What is required: Go to the line containing "What data populates" below; retype it and all following lines exactly, and leave out the pictures.

Records provided:
* * *

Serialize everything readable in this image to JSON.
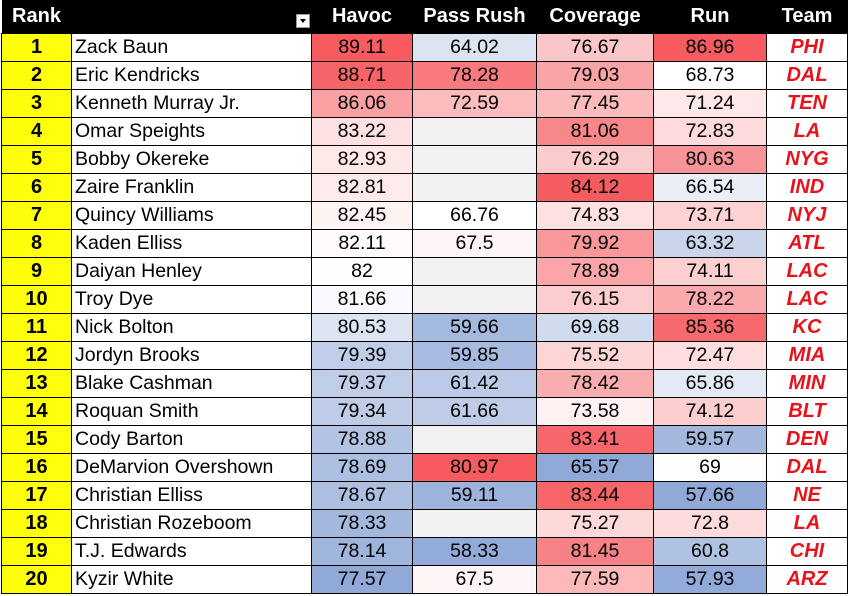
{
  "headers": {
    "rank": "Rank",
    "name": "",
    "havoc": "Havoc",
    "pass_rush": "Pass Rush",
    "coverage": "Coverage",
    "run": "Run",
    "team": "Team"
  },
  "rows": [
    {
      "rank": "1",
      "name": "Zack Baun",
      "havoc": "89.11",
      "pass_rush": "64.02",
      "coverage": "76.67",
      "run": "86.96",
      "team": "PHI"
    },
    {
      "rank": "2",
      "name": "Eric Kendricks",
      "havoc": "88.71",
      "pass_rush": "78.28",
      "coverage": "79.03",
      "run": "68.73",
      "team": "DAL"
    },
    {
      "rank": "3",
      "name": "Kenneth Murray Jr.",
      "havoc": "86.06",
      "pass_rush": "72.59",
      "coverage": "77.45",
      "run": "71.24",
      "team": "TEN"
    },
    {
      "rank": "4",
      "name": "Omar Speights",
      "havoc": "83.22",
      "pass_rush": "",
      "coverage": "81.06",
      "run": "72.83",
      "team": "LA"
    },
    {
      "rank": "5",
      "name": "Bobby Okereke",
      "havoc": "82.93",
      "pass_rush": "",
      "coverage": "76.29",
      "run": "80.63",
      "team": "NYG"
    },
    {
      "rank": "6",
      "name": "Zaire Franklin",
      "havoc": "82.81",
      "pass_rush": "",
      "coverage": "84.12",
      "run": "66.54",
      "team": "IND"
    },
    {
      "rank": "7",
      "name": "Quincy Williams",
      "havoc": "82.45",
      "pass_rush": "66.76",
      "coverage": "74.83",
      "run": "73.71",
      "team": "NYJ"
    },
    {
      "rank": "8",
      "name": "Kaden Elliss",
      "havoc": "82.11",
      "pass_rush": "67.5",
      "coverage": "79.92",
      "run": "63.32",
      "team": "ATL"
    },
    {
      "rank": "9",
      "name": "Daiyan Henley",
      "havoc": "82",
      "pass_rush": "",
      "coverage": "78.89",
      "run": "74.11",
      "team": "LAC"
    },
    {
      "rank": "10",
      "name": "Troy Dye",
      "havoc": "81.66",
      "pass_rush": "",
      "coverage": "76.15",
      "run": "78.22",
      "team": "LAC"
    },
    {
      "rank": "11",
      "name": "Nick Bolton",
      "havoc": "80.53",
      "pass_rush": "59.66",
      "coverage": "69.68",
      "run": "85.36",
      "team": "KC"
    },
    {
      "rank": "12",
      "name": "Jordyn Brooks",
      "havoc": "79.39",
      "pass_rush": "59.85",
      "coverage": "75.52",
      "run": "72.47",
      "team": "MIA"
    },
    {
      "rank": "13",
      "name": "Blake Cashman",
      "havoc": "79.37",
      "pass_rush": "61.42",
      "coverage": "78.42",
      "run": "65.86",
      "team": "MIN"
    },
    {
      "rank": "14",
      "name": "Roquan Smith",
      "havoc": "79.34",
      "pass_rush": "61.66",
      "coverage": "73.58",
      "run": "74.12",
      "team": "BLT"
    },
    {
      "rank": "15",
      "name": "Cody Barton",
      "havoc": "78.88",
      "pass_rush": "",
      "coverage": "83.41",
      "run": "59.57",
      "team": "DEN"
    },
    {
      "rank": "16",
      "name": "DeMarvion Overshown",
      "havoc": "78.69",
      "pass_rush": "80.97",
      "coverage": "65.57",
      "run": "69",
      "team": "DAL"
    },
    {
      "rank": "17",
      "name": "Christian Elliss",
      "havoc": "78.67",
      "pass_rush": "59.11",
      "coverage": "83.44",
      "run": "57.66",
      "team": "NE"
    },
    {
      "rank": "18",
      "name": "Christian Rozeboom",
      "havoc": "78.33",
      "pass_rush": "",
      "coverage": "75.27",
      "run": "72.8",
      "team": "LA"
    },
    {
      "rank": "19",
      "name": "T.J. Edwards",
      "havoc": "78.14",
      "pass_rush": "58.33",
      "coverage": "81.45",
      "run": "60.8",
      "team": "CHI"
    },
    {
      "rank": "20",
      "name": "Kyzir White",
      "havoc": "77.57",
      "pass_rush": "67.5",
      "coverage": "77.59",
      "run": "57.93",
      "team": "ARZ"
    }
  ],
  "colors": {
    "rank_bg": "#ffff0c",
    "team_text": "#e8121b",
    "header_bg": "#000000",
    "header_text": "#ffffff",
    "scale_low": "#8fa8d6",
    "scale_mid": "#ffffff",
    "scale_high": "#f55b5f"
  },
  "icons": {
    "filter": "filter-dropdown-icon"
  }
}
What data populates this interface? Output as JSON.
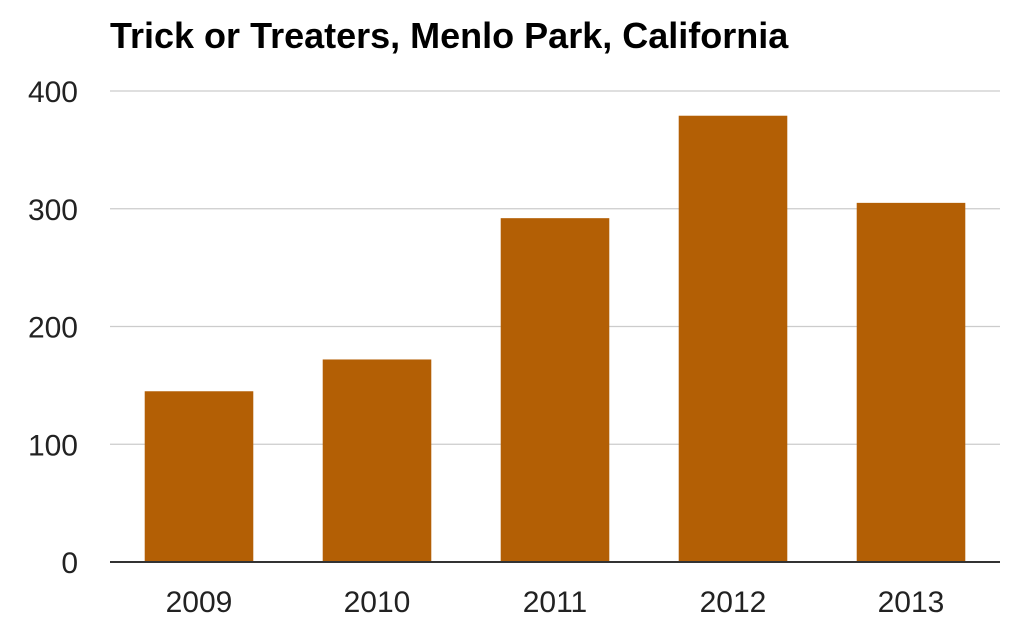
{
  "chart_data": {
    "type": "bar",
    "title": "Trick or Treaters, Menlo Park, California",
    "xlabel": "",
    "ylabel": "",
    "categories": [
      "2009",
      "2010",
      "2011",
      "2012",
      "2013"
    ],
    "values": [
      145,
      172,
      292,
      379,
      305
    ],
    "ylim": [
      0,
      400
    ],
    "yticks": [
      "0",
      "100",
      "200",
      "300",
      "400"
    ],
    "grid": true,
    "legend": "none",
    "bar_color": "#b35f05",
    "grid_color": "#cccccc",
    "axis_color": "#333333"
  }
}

* * *

Completed task:
What data populates this interface? Output as JSON.
{
  "chart_data": {
    "type": "bar",
    "title": "Trick or Treaters, Menlo Park, California",
    "xlabel": "",
    "ylabel": "",
    "categories": [
      "2009",
      "2010",
      "2011",
      "2012",
      "2013"
    ],
    "values": [
      145,
      172,
      292,
      379,
      305
    ],
    "ylim": [
      0,
      400
    ],
    "yticks": [
      "0",
      "100",
      "200",
      "300",
      "400"
    ],
    "grid": true,
    "legend": "none",
    "bar_color": "#b35f05",
    "grid_color": "#cccccc",
    "axis_color": "#333333"
  }
}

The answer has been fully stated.